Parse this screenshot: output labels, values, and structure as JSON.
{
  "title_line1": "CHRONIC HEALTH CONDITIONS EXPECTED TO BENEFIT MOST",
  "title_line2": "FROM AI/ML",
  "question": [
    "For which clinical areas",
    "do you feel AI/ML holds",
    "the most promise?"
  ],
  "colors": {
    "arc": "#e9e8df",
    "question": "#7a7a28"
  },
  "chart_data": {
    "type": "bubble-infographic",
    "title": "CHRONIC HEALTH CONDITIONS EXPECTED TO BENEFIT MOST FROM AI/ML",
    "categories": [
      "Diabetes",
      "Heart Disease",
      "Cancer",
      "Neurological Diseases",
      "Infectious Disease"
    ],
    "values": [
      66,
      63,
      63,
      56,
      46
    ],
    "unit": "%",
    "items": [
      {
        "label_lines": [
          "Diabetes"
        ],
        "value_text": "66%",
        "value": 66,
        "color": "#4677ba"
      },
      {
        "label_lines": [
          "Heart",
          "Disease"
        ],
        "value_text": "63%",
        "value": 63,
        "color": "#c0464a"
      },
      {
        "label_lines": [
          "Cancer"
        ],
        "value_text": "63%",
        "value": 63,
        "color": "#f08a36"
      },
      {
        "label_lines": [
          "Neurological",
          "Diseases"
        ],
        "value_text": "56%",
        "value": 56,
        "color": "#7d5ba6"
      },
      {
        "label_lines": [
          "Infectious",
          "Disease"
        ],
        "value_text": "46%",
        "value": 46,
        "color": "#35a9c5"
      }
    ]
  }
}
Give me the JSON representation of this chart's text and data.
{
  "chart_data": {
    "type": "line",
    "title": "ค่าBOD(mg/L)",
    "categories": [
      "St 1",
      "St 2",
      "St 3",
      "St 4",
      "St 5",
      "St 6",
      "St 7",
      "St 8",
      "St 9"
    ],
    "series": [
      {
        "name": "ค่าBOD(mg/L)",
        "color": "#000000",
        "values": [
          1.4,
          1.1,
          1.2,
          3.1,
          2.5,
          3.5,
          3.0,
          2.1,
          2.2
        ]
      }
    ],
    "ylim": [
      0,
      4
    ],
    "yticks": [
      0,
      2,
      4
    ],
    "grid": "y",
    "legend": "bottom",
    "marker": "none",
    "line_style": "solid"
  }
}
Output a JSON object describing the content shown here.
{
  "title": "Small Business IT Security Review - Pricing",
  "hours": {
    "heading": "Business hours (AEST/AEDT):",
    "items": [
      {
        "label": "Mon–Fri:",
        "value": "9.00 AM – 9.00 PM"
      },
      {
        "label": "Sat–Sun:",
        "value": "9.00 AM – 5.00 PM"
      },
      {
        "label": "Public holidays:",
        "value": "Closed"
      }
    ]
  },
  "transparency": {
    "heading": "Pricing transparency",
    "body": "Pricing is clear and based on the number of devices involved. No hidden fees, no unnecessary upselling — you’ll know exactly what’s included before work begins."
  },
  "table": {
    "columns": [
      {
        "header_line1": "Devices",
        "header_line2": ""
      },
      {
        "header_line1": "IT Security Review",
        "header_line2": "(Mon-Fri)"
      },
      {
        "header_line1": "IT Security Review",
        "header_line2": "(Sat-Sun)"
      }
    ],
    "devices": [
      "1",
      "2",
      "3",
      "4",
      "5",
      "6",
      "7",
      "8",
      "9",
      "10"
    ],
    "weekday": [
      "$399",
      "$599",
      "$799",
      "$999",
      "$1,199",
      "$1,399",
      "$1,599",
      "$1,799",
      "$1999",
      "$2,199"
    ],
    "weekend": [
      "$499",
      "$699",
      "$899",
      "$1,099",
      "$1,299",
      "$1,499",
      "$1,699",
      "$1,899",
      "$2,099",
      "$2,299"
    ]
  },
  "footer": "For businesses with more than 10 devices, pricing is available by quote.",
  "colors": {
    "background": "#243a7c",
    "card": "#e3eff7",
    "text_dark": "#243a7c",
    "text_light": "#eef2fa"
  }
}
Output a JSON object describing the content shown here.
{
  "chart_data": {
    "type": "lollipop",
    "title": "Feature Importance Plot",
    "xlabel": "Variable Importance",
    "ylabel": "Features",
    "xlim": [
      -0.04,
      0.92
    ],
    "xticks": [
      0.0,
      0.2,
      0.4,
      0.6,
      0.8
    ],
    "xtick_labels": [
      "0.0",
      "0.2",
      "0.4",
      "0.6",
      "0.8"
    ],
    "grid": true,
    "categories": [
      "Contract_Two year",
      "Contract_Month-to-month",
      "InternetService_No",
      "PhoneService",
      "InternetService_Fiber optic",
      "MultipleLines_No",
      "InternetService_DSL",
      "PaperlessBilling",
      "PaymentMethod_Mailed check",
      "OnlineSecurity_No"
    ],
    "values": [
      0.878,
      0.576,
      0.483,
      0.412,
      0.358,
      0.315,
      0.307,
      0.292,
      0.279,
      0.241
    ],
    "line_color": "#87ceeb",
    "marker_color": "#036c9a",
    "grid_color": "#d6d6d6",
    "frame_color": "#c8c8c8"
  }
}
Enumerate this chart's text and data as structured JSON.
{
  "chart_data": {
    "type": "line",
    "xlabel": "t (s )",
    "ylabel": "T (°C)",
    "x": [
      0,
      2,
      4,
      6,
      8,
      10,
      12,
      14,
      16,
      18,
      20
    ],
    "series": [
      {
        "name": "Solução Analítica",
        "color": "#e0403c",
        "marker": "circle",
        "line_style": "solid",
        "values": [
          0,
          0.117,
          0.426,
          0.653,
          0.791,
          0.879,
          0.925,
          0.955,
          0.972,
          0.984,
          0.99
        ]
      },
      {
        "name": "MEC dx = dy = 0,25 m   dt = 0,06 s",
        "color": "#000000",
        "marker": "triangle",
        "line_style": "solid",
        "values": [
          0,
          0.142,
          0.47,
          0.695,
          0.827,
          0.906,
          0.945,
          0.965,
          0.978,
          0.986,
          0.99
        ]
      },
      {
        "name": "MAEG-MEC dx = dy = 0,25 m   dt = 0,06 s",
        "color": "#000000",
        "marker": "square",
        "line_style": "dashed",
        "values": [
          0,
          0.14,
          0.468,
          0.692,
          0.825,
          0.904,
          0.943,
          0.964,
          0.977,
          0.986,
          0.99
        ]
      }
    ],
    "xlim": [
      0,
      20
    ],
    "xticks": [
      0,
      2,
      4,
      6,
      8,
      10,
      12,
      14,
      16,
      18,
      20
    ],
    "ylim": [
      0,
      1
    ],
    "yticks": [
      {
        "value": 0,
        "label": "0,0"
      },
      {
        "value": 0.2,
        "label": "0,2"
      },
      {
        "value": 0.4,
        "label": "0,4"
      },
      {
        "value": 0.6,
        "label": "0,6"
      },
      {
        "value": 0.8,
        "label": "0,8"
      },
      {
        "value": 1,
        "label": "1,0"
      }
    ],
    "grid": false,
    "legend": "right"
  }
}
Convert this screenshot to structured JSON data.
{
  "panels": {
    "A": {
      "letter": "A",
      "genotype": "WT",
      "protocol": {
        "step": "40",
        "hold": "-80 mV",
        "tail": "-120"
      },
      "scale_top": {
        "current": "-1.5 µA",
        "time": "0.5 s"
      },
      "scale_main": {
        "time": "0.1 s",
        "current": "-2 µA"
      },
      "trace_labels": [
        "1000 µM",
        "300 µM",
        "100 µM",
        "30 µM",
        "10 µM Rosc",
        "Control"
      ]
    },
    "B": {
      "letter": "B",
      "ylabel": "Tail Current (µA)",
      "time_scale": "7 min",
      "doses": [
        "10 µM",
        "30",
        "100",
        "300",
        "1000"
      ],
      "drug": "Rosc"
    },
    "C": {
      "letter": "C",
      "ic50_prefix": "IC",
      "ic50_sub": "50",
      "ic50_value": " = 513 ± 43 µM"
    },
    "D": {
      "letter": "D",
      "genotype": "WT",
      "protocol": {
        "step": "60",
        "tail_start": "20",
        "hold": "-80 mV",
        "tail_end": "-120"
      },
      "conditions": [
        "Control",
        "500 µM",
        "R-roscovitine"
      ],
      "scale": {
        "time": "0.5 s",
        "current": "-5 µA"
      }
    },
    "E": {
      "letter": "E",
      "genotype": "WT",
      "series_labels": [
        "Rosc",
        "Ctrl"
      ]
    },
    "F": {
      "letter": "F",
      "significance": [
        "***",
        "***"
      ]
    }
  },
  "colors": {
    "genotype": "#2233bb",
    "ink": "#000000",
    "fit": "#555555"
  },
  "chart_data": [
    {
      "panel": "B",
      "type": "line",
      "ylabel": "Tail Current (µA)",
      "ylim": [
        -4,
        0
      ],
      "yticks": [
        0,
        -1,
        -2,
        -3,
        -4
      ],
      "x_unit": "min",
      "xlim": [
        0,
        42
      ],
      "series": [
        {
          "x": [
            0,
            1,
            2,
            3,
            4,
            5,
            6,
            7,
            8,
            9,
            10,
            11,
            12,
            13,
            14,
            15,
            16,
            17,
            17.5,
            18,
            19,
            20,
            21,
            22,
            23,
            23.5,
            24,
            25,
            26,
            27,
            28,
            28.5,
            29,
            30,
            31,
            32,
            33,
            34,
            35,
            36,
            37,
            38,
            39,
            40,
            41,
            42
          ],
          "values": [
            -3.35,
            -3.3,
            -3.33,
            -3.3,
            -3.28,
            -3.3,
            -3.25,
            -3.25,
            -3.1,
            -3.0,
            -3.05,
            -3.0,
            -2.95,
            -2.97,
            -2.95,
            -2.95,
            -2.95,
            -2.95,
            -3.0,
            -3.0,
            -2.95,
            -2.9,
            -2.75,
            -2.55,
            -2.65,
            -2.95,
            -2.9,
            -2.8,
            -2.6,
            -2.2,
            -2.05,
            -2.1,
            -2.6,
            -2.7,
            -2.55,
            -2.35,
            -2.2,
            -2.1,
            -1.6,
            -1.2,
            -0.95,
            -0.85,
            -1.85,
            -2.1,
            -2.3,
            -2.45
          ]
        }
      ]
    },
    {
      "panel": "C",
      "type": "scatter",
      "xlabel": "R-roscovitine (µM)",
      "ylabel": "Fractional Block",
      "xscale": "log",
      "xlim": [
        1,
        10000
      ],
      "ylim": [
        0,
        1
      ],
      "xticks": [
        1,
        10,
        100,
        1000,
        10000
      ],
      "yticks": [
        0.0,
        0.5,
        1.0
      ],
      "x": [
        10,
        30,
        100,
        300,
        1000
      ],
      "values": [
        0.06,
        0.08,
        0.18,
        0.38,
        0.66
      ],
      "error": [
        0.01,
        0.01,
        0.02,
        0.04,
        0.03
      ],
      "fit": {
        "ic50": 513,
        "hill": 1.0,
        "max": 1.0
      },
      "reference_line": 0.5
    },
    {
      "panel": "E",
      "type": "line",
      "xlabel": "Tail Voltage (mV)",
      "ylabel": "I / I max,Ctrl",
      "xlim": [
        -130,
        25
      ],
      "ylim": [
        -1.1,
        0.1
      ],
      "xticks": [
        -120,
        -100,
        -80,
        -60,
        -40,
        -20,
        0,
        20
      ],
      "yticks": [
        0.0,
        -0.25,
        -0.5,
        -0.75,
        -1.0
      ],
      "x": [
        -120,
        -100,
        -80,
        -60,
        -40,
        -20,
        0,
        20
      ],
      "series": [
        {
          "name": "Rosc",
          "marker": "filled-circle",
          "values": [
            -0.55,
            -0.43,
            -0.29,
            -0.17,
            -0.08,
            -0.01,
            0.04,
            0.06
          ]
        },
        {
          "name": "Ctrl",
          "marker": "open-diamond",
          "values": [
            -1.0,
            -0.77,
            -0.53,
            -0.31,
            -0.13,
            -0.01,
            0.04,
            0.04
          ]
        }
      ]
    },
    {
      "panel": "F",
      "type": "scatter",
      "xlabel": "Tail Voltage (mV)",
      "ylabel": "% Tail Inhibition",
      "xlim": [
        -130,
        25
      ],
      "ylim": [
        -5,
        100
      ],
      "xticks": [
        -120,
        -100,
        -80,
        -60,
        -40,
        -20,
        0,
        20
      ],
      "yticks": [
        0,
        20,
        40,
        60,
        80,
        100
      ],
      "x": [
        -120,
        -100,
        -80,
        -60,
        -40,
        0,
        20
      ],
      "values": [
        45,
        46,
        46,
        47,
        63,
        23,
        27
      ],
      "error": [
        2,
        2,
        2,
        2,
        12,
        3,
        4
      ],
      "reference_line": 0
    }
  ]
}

-----

SHORT TASK: Using the records above, gather all lines where the string "EXPECTED" is present.

THE REPLY:
  "title_line1": "CHRONIC HEALTH CONDITIONS EXPECTED TO BENEFIT MOST",
    "title": "CHRONIC HEALTH CONDITIONS EXPECTED TO BENEFIT MOST FROM AI/ML",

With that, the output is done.